Figure record listings:
--- Begin ---

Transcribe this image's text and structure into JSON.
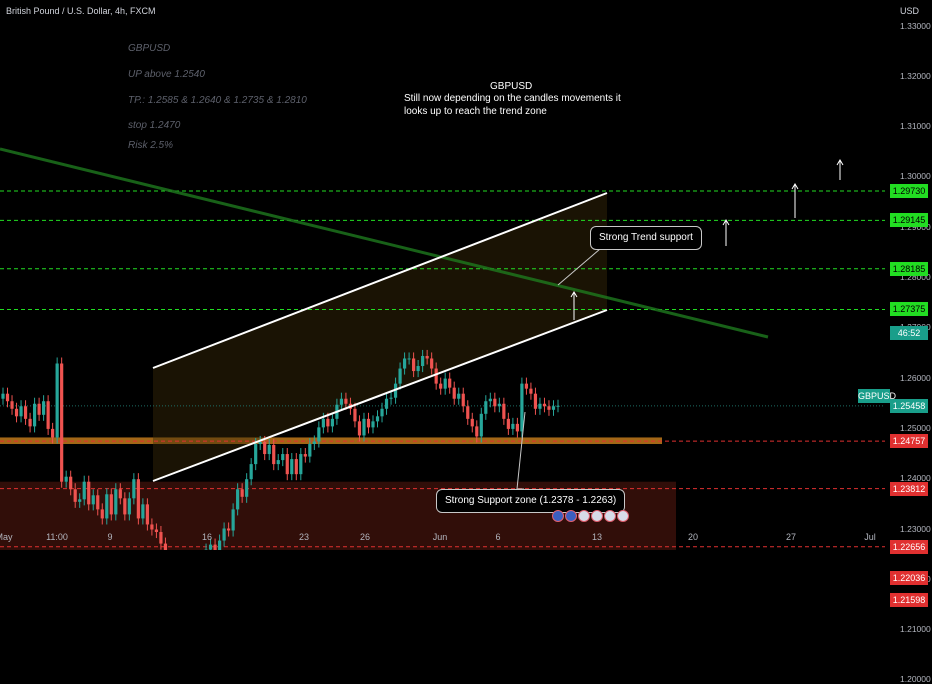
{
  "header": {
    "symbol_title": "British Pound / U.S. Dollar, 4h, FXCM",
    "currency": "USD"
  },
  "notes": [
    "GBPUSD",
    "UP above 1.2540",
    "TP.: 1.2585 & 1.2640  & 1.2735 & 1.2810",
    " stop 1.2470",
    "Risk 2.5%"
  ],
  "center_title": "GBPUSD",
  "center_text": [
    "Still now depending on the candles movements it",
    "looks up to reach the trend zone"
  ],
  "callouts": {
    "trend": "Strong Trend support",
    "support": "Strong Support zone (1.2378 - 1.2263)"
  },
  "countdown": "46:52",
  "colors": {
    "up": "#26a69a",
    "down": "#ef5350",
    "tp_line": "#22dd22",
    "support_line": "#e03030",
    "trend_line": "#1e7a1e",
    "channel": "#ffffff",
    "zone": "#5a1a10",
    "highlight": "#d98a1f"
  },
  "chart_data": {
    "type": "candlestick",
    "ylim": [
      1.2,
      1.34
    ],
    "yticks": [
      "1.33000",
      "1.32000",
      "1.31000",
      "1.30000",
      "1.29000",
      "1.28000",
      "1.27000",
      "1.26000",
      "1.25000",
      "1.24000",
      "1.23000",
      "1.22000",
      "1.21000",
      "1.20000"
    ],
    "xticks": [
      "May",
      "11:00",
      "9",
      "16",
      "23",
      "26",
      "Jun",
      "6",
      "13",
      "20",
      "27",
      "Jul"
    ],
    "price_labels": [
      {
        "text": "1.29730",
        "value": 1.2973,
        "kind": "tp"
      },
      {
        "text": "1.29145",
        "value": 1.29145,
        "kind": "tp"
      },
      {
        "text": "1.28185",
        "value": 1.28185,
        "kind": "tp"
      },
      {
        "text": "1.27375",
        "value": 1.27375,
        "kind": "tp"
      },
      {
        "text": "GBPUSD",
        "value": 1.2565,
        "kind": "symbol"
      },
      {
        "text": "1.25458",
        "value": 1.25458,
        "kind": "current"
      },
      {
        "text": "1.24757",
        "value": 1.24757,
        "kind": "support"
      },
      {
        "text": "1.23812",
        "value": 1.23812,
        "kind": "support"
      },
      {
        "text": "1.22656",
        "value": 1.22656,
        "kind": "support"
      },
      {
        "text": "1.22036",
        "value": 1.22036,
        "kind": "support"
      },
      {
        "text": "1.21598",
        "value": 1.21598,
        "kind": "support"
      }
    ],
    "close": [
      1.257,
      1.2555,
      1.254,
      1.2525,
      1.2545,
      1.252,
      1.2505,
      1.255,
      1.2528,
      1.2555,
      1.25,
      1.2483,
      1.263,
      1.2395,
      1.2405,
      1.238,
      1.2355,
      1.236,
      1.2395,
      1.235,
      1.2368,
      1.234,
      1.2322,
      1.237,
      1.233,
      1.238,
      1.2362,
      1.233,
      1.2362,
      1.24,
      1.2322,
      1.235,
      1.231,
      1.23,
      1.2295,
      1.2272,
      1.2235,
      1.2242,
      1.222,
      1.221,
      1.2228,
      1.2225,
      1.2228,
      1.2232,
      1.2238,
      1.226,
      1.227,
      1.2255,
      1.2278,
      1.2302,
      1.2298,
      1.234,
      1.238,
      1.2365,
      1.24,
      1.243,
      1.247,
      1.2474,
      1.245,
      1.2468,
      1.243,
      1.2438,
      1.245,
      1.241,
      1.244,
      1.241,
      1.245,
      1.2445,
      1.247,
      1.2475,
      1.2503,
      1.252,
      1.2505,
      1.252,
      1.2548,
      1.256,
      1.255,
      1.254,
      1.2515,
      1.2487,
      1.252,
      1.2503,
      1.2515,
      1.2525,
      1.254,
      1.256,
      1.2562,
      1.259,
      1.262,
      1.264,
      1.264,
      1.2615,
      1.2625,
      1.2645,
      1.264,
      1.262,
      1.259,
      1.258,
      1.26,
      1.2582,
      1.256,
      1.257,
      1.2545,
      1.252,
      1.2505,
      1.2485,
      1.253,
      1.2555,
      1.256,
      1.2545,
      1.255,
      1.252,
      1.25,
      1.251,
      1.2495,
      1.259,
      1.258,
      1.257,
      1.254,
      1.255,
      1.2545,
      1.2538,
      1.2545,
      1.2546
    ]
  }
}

--- End ---

GIVEN REQUEST:
Using the entries above, return each line in which the word "zone" occurs.

SOLVED PROBLEM:
    "looks up to reach the trend zone"
    "support": "Strong Support zone (1.2378 - 1.2263)"
    "zone": "#5a1a10",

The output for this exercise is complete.